-- TASK PROMPT --
Exclude the pictures and reproduce the remaining data exactly as written.

-- DATA LINES --
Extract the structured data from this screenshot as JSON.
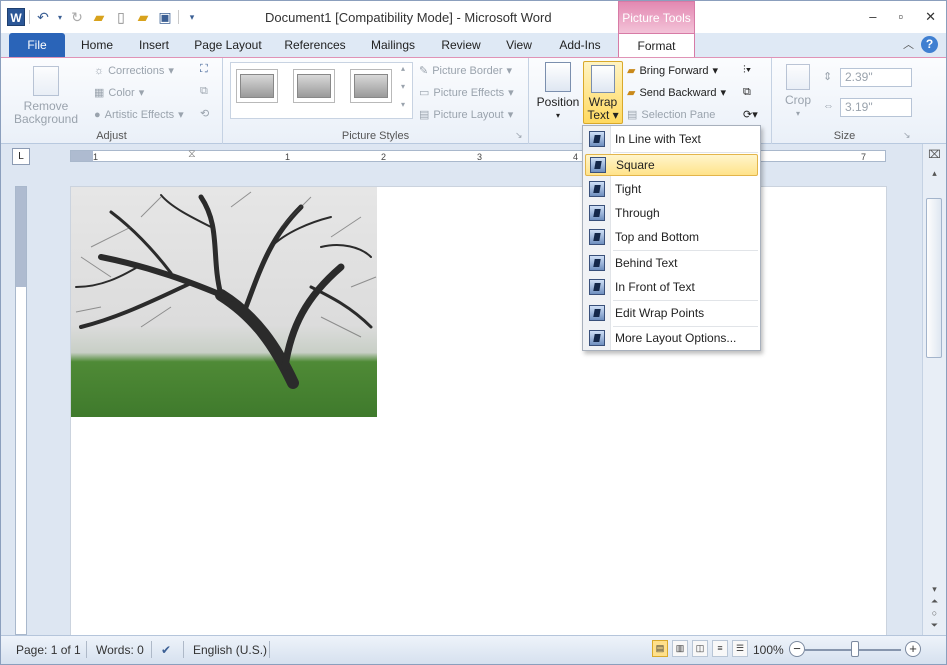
{
  "window": {
    "title": "Document1 [Compatibility Mode] - Microsoft Word",
    "app_logo": "W",
    "contextual_group": "Picture Tools",
    "controls": [
      "minimize-icon",
      "restore-icon",
      "close-icon"
    ]
  },
  "qat": {
    "icons": [
      "word-logo-icon",
      "undo-icon",
      "redo-icon",
      "open-folder-icon",
      "new-document-icon",
      "open-icon",
      "save-icon",
      "customize-qat-icon"
    ]
  },
  "tabs": [
    "File",
    "Home",
    "Insert",
    "Page Layout",
    "References",
    "Mailings",
    "Review",
    "View",
    "Add-Ins",
    "Format"
  ],
  "ribbon": {
    "adjust": {
      "label": "Adjust",
      "remove_bg_line1": "Remove",
      "remove_bg_line2": "Background",
      "corrections": "Corrections",
      "color": "Color",
      "artistic": "Artistic Effects"
    },
    "styles": {
      "label": "Picture Styles",
      "border": "Picture Border",
      "effects": "Picture Effects",
      "layout": "Picture Layout"
    },
    "arrange": {
      "position": "Position",
      "wrap_line1": "Wrap",
      "wrap_line2": "Text",
      "bring_forward": "Bring Forward",
      "send_backward": "Send Backward",
      "selection_pane": "Selection Pane"
    },
    "size": {
      "label": "Size",
      "crop": "Crop",
      "height": "2.39\"",
      "width": "3.19\""
    }
  },
  "ruler": {
    "ticks": [
      "1",
      "1",
      "2",
      "3",
      "4",
      "7"
    ]
  },
  "wrap_menu": {
    "items": [
      "In Line with Text",
      "Square",
      "Tight",
      "Through",
      "Top and Bottom",
      "Behind Text",
      "In Front of Text",
      "Edit Wrap Points",
      "More Layout Options..."
    ],
    "highlighted": "Square"
  },
  "statusbar": {
    "page": "Page: 1 of 1",
    "words": "Words: 0",
    "language": "English (U.S.)",
    "zoom": "100%"
  }
}
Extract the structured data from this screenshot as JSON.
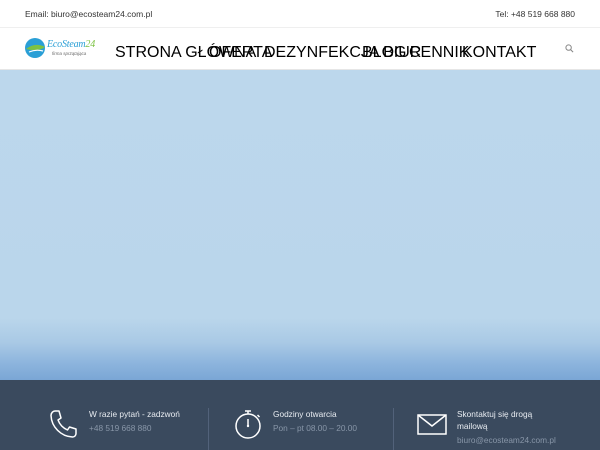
{
  "topbar": {
    "email": "Email: biuro@ecosteam24.com.pl",
    "phone": "Tel: +48 519 668 880"
  },
  "logo": {
    "brand_a": "EcoSteam",
    "brand_b": "24",
    "tagline": "firma sprzątająca"
  },
  "nav": {
    "items": [
      "STRONA GŁÓWNA",
      "OFERTA",
      "DEZYNFEKCJA BIUR",
      "BLOG",
      "CENNIK",
      "KONTAKT"
    ],
    "search_icon": "search-icon"
  },
  "footer": {
    "blocks": [
      {
        "title": "W razie pytań - zadzwoń",
        "sub": "+48 519 668 880",
        "icon": "phone-icon"
      },
      {
        "title": "Godziny otwarcia",
        "sub": "Pon – pt 08.00 – 20.00",
        "icon": "stopwatch-icon"
      },
      {
        "title": "Skontaktuj się drogą",
        "title2": "mailową",
        "sub": "biuro@ecosteam24.com.pl",
        "icon": "envelope-icon"
      }
    ]
  },
  "colors": {
    "hero": "#bcd7ec",
    "footer": "#3a4a5e",
    "brand_blue": "#2a9fd6",
    "brand_green": "#7cc242"
  }
}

-- SOLUTION FOR THIS PROBLEM --
Extract the structured data from this screenshot as JSON.
{
  "window": {
    "title": "Document1 [Compatibility Mode] - Microsoft Word",
    "app_logo": "W",
    "contextual_group": "Picture Tools",
    "controls": [
      "minimize-icon",
      "restore-icon",
      "close-icon"
    ]
  },
  "qat": {
    "icons": [
      "word-logo-icon",
      "undo-icon",
      "redo-icon",
      "open-folder-icon",
      "new-document-icon",
      "open-icon",
      "save-icon",
      "customize-qat-icon"
    ]
  },
  "tabs": [
    "File",
    "Home",
    "Insert",
    "Page Layout",
    "References",
    "Mailings",
    "Review",
    "View",
    "Add-Ins",
    "Format"
  ],
  "ribbon": {
    "adjust": {
      "label": "Adjust",
      "remove_bg_line1": "Remove",
      "remove_bg_line2": "Background",
      "corrections": "Corrections",
      "color": "Color",
      "artistic": "Artistic Effects"
    },
    "styles": {
      "label": "Picture Styles",
      "border": "Picture Border",
      "effects": "Picture Effects",
      "layout": "Picture Layout"
    },
    "arrange": {
      "position": "Position",
      "wrap_line1": "Wrap",
      "wrap_line2": "Text",
      "bring_forward": "Bring Forward",
      "send_backward": "Send Backward",
      "selection_pane": "Selection Pane"
    },
    "size": {
      "label": "Size",
      "crop": "Crop",
      "height": "2.39\"",
      "width": "3.19\""
    }
  },
  "ruler": {
    "ticks": [
      "1",
      "1",
      "2",
      "3",
      "4",
      "7"
    ]
  },
  "wrap_menu": {
    "items": [
      "In Line with Text",
      "Square",
      "Tight",
      "Through",
      "Top and Bottom",
      "Behind Text",
      "In Front of Text",
      "Edit Wrap Points",
      "More Layout Options..."
    ],
    "highlighted": "Square"
  },
  "statusbar": {
    "page": "Page: 1 of 1",
    "words": "Words: 0",
    "language": "English (U.S.)",
    "zoom": "100%"
  }
}
Extract the structured data from this screenshot as JSON.
{
  "topbar": {
    "email": "Email: biuro@ecosteam24.com.pl",
    "phone": "Tel: +48 519 668 880"
  },
  "logo": {
    "brand_a": "EcoSteam",
    "brand_b": "24",
    "tagline": "firma sprzątająca"
  },
  "nav": {
    "items": [
      "STRONA GŁÓWNA",
      "OFERTA",
      "DEZYNFEKCJA BIUR",
      "BLOG",
      "CENNIK",
      "KONTAKT"
    ],
    "search_icon": "search-icon"
  },
  "footer": {
    "blocks": [
      {
        "title": "W razie pytań - zadzwoń",
        "sub": "+48 519 668 880",
        "icon": "phone-icon"
      },
      {
        "title": "Godziny otwarcia",
        "sub": "Pon – pt 08.00 – 20.00",
        "icon": "stopwatch-icon"
      },
      {
        "title": "Skontaktuj się drogą",
        "title2": "mailową",
        "sub": "biuro@ecosteam24.com.pl",
        "icon": "envelope-icon"
      }
    ]
  },
  "colors": {
    "hero": "#bcd7ec",
    "footer": "#3a4a5e",
    "brand_blue": "#2a9fd6",
    "brand_green": "#7cc242"
  }
}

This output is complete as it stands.